> **Task to complete**
The answer is one number: how many lines in the data below hold "logo".

* begin Data supplied *

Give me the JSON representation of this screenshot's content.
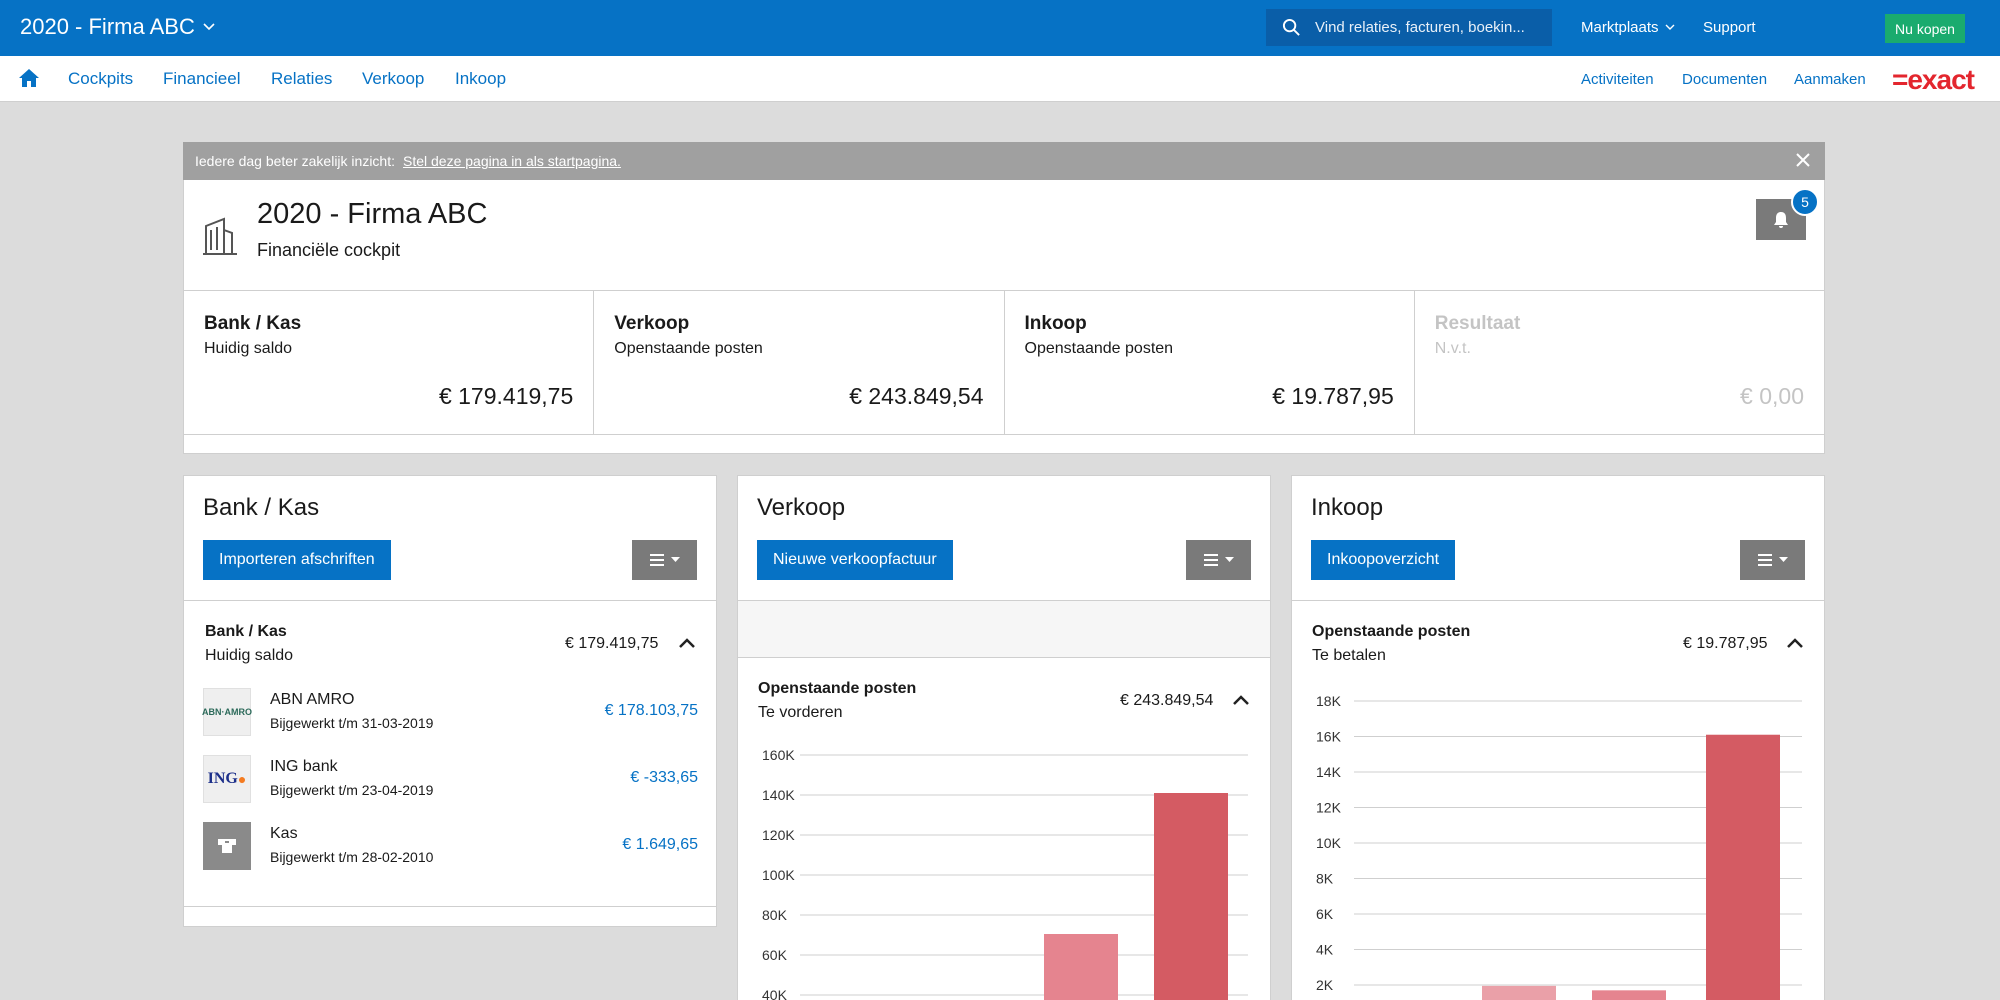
{
  "topbar": {
    "app_title": "2020 - Firma ABC",
    "search_placeholder": "Vind relaties, facturen, boekin...",
    "marketplace": "Marktplaats",
    "support": "Support",
    "buy": "Nu kopen"
  },
  "nav": {
    "items": [
      "Cockpits",
      "Financieel",
      "Relaties",
      "Verkoop",
      "Inkoop"
    ],
    "right": [
      "Activiteiten",
      "Documenten",
      "Aanmaken"
    ],
    "logo": "=exact"
  },
  "notice": {
    "text": "Iedere dag beter zakelijk inzicht:",
    "link": "Stel deze pagina in als startpagina."
  },
  "header": {
    "company": "2020 - Firma ABC",
    "subtitle": "Financiële cockpit",
    "notifications": "5"
  },
  "kpis": [
    {
      "title": "Bank / Kas",
      "subtitle": "Huidig saldo",
      "value": "€ 179.419,75"
    },
    {
      "title": "Verkoop",
      "subtitle": "Openstaande posten",
      "value": "€ 243.849,54"
    },
    {
      "title": "Inkoop",
      "subtitle": "Openstaande posten",
      "value": "€ 19.787,95"
    },
    {
      "title": "Resultaat",
      "subtitle": "N.v.t.",
      "value": "€ 0,00"
    }
  ],
  "bank_widget": {
    "title": "Bank / Kas",
    "button": "Importeren afschriften",
    "section_title": "Bank / Kas",
    "section_sub": "Huidig saldo",
    "section_amount": "€ 179.419,75",
    "accounts": [
      {
        "logo": "ABN·AMRO",
        "name": "ABN AMRO",
        "updated": "Bijgewerkt t/m 31-03-2019",
        "amount": "€ 178.103,75"
      },
      {
        "logo": "ING",
        "name": "ING bank",
        "updated": "Bijgewerkt t/m 23-04-2019",
        "amount": "€ -333,65"
      },
      {
        "logo": "",
        "name": "Kas",
        "updated": "Bijgewerkt t/m 28-02-2010",
        "amount": "€ 1.649,65"
      }
    ]
  },
  "sales_widget": {
    "title": "Verkoop",
    "button": "Nieuwe verkoopfactuur",
    "section_title": "Openstaande posten",
    "section_sub": "Te vorderen",
    "section_amount": "€ 243.849,54"
  },
  "purchase_widget": {
    "title": "Inkoop",
    "button": "Inkoopoverzicht",
    "section_title": "Openstaande posten",
    "section_sub": "Te betalen",
    "section_amount": "€ 19.787,95"
  },
  "colors": {
    "brand": "#0672c5",
    "bar_light": "#eaa0a8",
    "bar_medium": "#e5848f",
    "bar_dark": "#d45b63"
  },
  "chart_data": [
    {
      "type": "bar",
      "title": "",
      "ylim": [
        0,
        160000
      ],
      "yticks": [
        40000,
        60000,
        80000,
        100000,
        120000,
        140000,
        160000
      ],
      "ytick_labels": [
        "40K",
        "60K",
        "80K",
        "100K",
        "120K",
        "140K",
        "160K"
      ],
      "bars": [
        {
          "value": 70500,
          "shade": "medium"
        },
        {
          "value": 141000,
          "shade": "dark"
        }
      ]
    },
    {
      "type": "bar",
      "title": "",
      "ylim": [
        0,
        18000
      ],
      "yticks": [
        2000,
        4000,
        6000,
        8000,
        10000,
        12000,
        14000,
        16000,
        18000
      ],
      "ytick_labels": [
        "2K",
        "4K",
        "6K",
        "8K",
        "10K",
        "12K",
        "14K",
        "16K",
        "18K"
      ],
      "bars": [
        {
          "value": 1950,
          "shade": "light"
        },
        {
          "value": 1700,
          "shade": "medium"
        },
        {
          "value": 16100,
          "shade": "dark"
        }
      ]
    }
  ]
}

* end Data supplied *

> **Reply to the exercise**
4